Invitation
Balvant Parekh Centre cordially invites you to a Lecture by
Professor R. Radhakrishnan titled “The Many and the One: Phenomenology and
Politics” on Saturday, 8 February 2014 at 4 pm at the Centre. This Lecture is part of Balvant Parekh Distinguished
Lecture Series instituted by the Centre.
Summary
of the Lecture
Aakasaath
patitham thoyam
Yatha gacchathi saagaram
Sarva deva namaskaraha
Keshavam prathigacchathi.
Yatha gacchathi saagaram
Sarva deva namaskaraha
Keshavam prathigacchathi.
So goes a Sanskrit shloka in the utopian hope that the
clamor of the many can be reconciled with the serenity of the preexisting One.
Is this aspiration theological or secular; Hindu or generically religious:
denominational or denominational; philosophical or political? My
objective in this lecture is to revisit the One-Many problematic on a double
register: phenomenology and politics. If phenomenology is solicitous of
existential differences and heterogeneity, the language of politics insists on
the production of the imprimatur of the One. The polemical question is which
One? Under what conditions is the mantra "Unity in Diversity" a
genuine article of faith and knowledge, and when does it degenerate into an
inane or virulent shibboleth? Routing my argument through the multiplicity
of languages (Derrida, Benjamin) and the precarious fate of secularism in India and elsewhere
(Tagore, Gandhi, Bharucha, Said, Connolly, Nandy, Chatterjee), I will endeavor
to rework the critical tension between Home and World, between phenomenology
and politics. My hope is to animate the "between" as a category of
ethico-political persuasion.

**STORED RECORDS**
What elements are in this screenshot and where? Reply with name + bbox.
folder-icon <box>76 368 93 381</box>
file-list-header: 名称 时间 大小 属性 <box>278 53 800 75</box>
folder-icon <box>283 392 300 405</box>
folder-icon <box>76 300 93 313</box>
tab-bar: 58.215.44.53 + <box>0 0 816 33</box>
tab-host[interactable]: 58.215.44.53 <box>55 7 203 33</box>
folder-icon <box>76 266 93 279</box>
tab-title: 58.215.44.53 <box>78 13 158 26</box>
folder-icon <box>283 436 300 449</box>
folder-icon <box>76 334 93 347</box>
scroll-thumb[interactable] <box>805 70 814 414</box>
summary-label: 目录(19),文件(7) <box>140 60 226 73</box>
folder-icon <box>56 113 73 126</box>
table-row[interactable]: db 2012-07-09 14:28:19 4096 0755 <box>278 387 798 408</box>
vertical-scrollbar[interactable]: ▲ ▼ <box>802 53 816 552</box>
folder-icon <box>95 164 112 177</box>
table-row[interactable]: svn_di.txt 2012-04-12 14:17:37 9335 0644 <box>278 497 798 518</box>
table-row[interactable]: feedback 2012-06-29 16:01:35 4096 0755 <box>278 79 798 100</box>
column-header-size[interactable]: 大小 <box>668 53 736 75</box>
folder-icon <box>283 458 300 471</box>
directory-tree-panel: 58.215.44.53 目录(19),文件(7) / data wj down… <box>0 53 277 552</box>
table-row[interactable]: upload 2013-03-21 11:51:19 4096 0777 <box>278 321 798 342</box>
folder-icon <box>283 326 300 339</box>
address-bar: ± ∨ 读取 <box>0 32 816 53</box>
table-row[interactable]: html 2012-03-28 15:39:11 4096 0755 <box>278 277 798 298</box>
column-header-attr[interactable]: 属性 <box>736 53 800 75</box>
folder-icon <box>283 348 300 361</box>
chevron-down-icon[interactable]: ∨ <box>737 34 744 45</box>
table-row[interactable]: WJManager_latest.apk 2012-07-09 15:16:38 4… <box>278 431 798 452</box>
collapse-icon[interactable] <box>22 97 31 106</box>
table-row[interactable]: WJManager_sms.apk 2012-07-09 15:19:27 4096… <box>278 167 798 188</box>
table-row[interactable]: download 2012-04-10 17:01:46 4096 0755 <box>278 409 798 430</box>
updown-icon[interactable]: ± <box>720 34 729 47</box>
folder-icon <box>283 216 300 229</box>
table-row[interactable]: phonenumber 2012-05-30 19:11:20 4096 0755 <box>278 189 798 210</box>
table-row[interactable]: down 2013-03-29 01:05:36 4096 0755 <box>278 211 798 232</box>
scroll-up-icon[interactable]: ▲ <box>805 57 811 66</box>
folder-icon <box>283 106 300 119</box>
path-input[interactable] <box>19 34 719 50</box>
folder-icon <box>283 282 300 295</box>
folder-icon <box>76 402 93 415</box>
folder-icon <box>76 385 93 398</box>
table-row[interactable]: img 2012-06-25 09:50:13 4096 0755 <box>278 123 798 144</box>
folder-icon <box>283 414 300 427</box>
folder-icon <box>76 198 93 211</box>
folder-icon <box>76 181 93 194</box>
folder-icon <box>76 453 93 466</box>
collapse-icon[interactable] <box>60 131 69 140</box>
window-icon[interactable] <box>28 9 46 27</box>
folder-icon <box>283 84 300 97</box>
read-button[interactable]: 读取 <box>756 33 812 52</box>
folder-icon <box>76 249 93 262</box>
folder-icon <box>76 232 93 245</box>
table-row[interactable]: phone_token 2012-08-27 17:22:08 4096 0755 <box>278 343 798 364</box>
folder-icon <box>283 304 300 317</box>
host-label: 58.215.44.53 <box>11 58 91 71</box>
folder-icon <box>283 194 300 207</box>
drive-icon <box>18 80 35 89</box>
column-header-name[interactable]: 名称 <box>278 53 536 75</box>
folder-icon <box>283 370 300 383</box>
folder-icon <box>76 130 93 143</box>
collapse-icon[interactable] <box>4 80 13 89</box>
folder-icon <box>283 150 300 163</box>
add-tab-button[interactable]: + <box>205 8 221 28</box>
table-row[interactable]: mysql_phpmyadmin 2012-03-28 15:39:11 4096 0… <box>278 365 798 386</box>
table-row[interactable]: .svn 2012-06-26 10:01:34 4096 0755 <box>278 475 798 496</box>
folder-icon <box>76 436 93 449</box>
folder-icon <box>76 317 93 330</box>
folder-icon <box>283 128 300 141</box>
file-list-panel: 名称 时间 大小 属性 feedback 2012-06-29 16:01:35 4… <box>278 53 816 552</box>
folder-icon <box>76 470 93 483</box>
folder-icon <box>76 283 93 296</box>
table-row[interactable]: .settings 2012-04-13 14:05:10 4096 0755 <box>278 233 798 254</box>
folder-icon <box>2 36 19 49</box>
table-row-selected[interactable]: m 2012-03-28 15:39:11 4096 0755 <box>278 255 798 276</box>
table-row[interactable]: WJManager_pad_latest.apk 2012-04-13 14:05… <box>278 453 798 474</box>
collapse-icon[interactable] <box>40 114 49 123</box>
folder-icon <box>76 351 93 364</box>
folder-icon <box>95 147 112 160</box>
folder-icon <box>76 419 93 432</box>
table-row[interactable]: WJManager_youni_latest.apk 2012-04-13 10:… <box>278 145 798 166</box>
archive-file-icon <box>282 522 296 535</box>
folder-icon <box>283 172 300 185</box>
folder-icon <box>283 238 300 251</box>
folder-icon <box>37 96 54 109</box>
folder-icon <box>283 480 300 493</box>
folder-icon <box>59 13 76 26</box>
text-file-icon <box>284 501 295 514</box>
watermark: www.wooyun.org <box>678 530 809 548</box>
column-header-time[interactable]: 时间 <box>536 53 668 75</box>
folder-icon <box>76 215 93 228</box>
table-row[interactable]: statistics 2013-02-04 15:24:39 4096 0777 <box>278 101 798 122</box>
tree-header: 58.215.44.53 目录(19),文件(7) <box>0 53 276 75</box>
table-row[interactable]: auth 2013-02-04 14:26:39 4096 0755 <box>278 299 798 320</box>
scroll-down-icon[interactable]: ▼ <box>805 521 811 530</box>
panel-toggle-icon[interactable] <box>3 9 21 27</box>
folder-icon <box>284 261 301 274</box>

**EXERCISE SET**
[1] Answer these questions about the lecture invitation:
(a) Who is giving the lecture, and on what date and at what time?
(b) On what double register does the speaker plan to revisit the One-Many problematic?
(c) Which two names are given in connection with the multiplicity of languages?
[2] List every name that the lecture invitation gives in connection with the precarious fate of secularism in India and elsewhere.

**RESULTS BY TASK**
[1]
(a) Professor R. Radhakrishnan is giving the lecture on Saturday, 8 February 2014 at 4 pm.
(b) He plans to revisit it on the registers of phenomenology and politics.
(c) Derrida and Benjamin.

[2] Tagore, Gandhi, Bharucha, Said, Connolly, Nandy, Chatterjee